### Work required
Copy every line of the data that contains the string "icon".

------

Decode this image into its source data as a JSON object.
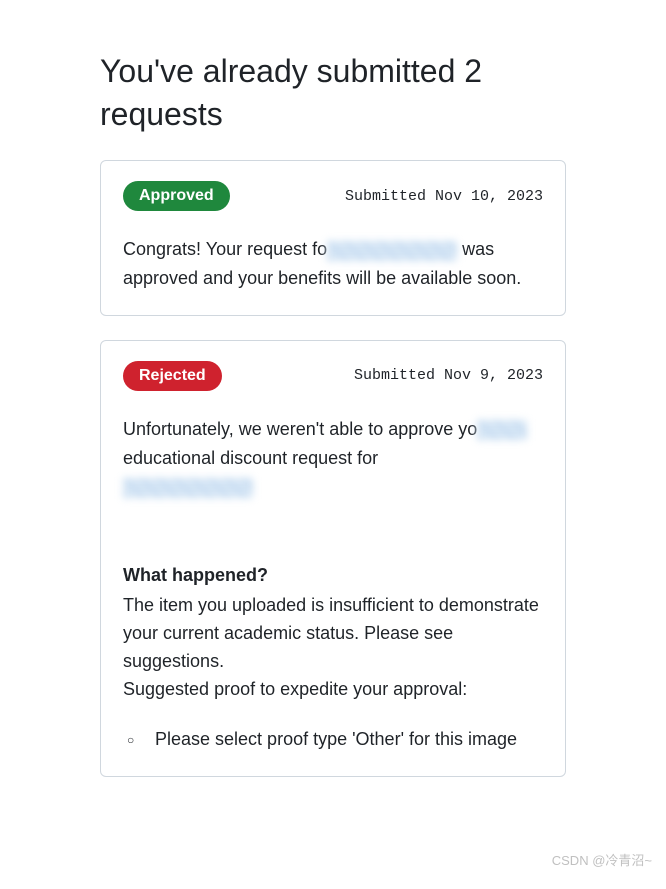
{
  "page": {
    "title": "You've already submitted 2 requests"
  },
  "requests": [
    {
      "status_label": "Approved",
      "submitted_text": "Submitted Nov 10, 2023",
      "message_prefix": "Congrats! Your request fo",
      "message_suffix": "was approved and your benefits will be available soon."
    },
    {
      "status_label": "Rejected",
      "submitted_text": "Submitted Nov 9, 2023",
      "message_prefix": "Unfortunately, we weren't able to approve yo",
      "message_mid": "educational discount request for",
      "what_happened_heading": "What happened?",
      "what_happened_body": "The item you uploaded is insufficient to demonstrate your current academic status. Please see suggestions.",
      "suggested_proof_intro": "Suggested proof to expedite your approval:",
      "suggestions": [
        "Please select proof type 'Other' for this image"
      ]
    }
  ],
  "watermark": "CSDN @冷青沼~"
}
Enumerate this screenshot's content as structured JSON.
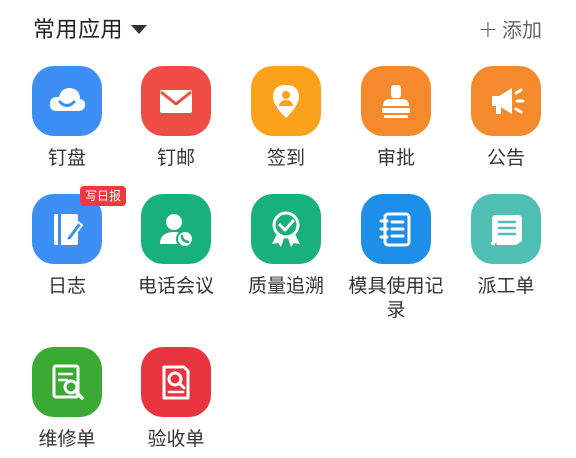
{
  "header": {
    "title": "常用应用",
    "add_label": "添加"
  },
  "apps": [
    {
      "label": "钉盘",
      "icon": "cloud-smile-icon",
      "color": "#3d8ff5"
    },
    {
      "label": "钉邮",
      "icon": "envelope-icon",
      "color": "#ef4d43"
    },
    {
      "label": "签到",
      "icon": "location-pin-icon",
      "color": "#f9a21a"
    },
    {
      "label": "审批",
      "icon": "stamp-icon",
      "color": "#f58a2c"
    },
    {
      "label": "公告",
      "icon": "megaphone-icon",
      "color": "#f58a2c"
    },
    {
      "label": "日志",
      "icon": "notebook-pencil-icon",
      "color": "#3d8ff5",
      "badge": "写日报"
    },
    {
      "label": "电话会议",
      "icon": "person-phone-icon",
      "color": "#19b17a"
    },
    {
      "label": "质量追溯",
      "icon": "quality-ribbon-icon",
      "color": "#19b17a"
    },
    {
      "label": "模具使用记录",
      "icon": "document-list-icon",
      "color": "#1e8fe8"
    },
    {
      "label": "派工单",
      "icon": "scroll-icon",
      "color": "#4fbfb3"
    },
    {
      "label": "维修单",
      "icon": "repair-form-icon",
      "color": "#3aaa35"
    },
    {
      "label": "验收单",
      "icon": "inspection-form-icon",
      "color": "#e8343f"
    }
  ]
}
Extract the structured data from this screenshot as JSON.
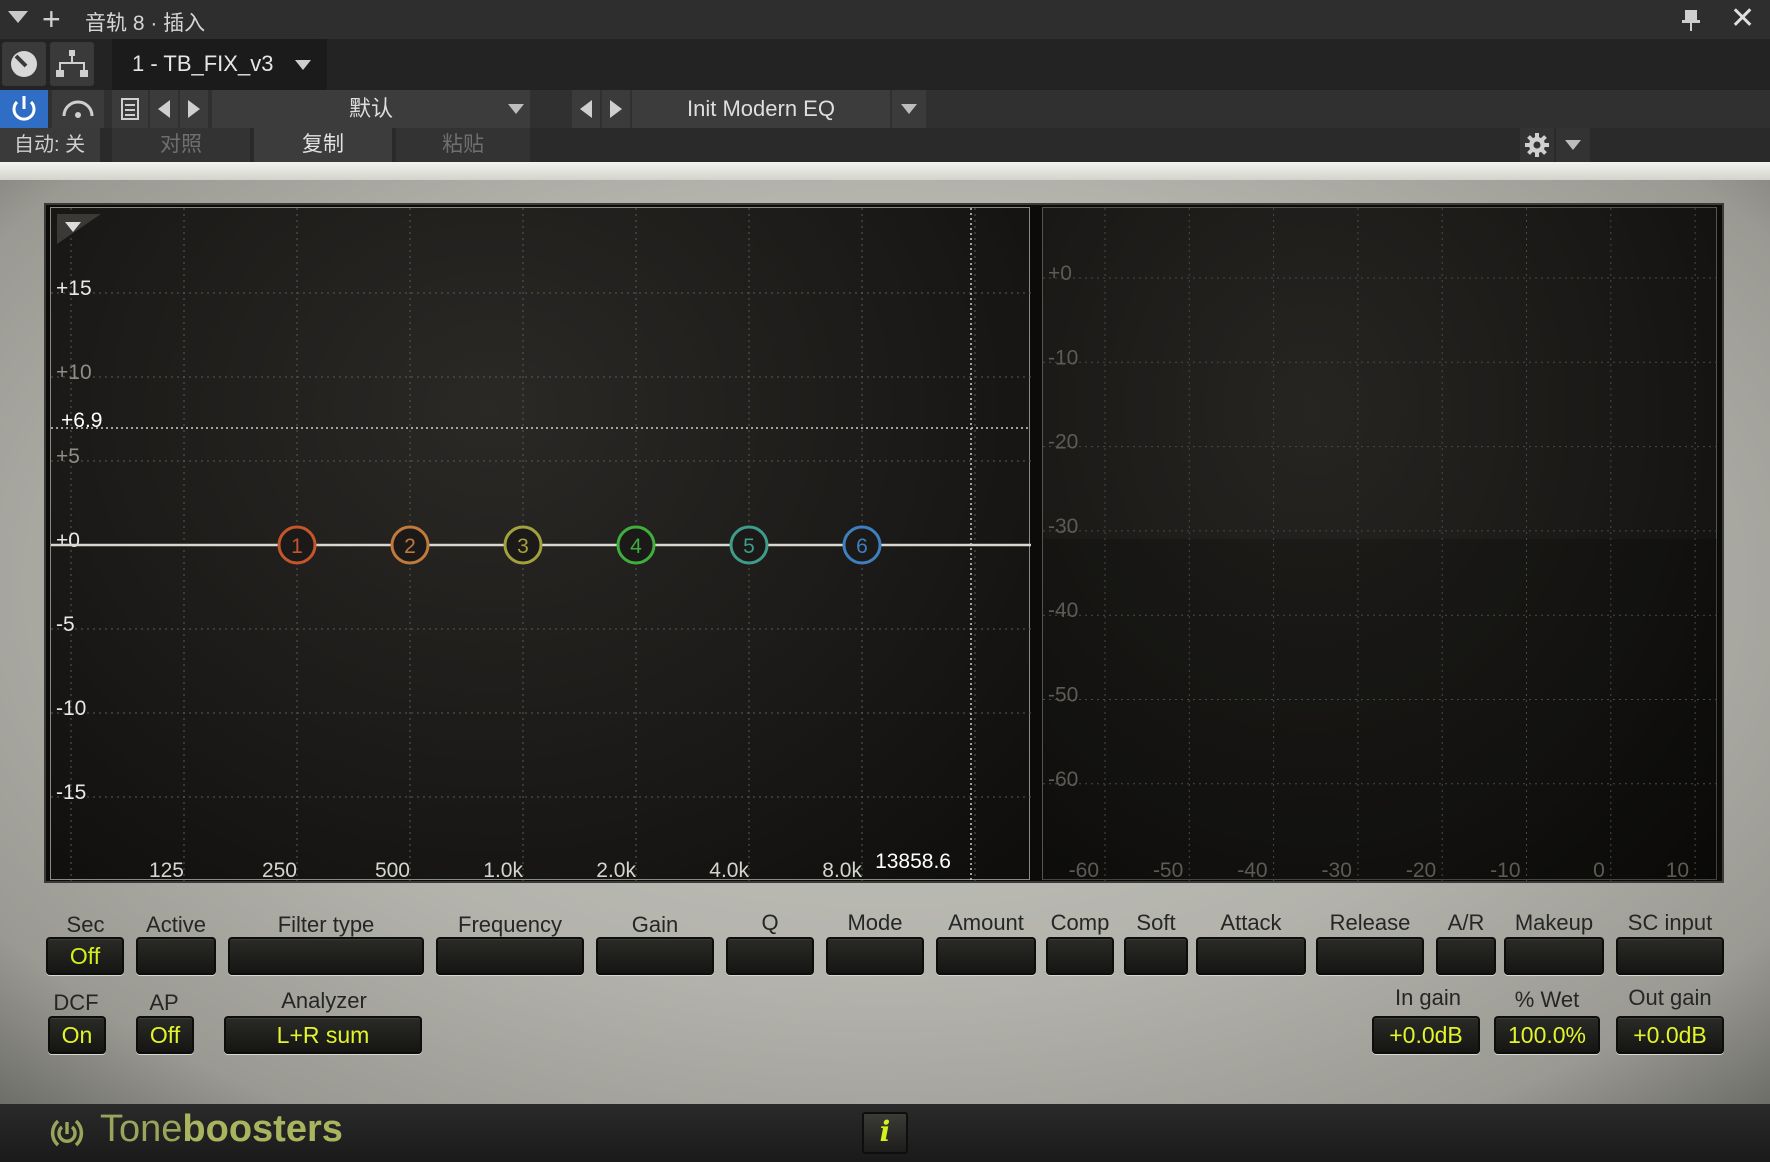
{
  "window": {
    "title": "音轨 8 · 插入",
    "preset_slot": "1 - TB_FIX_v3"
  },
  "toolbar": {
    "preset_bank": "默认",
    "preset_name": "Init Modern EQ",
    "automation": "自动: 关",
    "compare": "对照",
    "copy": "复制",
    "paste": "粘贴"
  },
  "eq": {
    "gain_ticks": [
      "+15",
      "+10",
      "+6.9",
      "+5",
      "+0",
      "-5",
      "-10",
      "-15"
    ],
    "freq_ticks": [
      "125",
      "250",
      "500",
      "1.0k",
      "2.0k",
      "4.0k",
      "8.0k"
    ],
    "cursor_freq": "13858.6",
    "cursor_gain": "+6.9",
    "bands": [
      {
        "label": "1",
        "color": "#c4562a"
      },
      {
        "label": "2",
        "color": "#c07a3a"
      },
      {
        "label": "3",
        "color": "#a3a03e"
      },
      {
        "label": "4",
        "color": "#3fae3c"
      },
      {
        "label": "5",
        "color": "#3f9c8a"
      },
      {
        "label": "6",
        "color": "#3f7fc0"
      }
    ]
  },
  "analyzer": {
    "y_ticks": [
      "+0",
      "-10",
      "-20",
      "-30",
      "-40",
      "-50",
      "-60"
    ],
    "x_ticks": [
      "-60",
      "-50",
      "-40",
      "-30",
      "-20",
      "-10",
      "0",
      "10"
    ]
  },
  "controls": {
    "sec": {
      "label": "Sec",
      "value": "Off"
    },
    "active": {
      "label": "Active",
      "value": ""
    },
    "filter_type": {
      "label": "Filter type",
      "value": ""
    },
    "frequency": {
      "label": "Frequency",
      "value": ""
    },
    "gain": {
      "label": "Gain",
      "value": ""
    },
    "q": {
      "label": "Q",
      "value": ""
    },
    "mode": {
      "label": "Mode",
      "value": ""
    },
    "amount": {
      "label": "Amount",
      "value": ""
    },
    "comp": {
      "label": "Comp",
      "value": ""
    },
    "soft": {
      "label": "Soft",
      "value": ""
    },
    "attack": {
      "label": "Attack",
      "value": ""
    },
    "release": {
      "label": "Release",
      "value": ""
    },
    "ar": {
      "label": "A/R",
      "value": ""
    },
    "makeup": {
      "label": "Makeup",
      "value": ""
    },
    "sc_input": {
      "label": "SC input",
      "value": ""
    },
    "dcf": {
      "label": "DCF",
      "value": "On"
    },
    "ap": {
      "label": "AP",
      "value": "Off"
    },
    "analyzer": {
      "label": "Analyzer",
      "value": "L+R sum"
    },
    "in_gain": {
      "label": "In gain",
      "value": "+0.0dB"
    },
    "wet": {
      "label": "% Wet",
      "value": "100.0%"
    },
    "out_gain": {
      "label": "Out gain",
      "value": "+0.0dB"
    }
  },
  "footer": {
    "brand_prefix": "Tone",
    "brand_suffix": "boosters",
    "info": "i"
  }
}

------

### Reply
      "icon": "cloud-smile-icon",
      "icon": "envelope-icon",
      "icon": "location-pin-icon",
      "icon": "stamp-icon",
      "icon": "megaphone-icon",
      "icon": "notebook-pencil-icon",
      "icon": "person-phone-icon",
      "icon": "quality-ribbon-icon",
      "icon": "document-list-icon",
      "icon": "scroll-icon",
      "icon": "repair-form-icon",
      "icon": "inspection-form-icon",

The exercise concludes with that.